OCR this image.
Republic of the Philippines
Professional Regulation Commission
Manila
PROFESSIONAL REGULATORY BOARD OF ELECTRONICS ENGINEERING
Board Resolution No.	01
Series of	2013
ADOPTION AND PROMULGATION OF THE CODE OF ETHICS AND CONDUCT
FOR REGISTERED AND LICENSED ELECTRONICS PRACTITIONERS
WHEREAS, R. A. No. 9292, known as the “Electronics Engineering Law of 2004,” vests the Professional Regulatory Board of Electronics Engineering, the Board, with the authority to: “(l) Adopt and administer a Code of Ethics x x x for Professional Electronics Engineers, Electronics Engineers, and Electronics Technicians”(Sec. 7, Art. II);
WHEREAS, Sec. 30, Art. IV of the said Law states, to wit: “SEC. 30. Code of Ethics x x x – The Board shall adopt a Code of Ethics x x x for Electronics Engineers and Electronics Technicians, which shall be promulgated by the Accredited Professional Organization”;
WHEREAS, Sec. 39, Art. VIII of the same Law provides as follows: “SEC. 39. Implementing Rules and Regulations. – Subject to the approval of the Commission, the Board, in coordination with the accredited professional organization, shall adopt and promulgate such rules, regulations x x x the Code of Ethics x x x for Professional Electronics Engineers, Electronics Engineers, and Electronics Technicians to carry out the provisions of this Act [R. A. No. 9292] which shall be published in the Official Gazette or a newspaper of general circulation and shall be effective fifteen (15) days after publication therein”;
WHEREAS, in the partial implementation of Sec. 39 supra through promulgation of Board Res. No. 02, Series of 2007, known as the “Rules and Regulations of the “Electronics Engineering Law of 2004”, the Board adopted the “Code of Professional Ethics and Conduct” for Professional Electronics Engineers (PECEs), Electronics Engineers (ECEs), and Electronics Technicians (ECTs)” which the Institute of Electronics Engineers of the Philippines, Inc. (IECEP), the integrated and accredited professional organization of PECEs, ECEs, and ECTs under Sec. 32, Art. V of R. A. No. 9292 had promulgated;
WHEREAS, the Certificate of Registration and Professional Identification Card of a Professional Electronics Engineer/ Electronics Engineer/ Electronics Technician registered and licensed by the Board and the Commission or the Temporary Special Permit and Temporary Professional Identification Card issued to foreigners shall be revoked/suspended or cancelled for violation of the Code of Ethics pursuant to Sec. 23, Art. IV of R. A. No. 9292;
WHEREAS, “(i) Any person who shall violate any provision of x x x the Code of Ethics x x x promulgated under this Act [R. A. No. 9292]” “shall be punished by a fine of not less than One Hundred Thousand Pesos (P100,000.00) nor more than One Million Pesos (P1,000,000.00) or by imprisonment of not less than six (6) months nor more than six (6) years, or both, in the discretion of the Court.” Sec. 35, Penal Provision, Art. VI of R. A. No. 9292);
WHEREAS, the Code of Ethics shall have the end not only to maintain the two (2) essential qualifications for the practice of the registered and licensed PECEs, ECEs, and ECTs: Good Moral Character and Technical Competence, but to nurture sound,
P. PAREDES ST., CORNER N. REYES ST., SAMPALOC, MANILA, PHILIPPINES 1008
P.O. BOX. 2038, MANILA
- - -
## EXERCISE OBJECTIVE:
Copy every line from the records above that contains the word "promulgated".

## SOLUTION TO THE PROBLEM:
WHEREAS, Sec. 30, Art. IV of the said Law states, to wit: “SEC. 30. Code of Ethics x x x – The Board shall adopt a Code of Ethics x x x for Electronics Engineers and Electronics Technicians, which shall be promulgated by the Accredited Professional Organization”;
WHEREAS, in the partial implementation of Sec. 39 supra through promulgation of Board Res. No. 02, Series of 2007, known as the “Rules and Regulations of the “Electronics Engineering Law of 2004”, the Board adopted the “Code of Professional Ethics and Conduct” for Professional Electronics Engineers (PECEs), Electronics Engineers (ECEs), and Electronics Technicians (ECTs)” which the Institute of Electronics Engineers of the Philippines, Inc. (IECEP), the integrated and accredited professional organization of PECEs, ECEs, and ECTs under Sec. 32, Art. V of R. A. No. 9292 had promulgated;
WHEREAS, “(i) Any person who shall violate any provision of x x x the Code of Ethics x x x promulgated under this Act [R. A. No. 9292]” “shall be punished by a fine of not less than One Hundred Thousand Pesos (P100,000.00) nor more than One Million Pesos (P1,000,000.00) or by imprisonment of not less than six (6) months nor more than six (6) years, or both, in the discretion of the Court.” Sec. 35, Penal Provision, Art. VI of R. A. No. 9292);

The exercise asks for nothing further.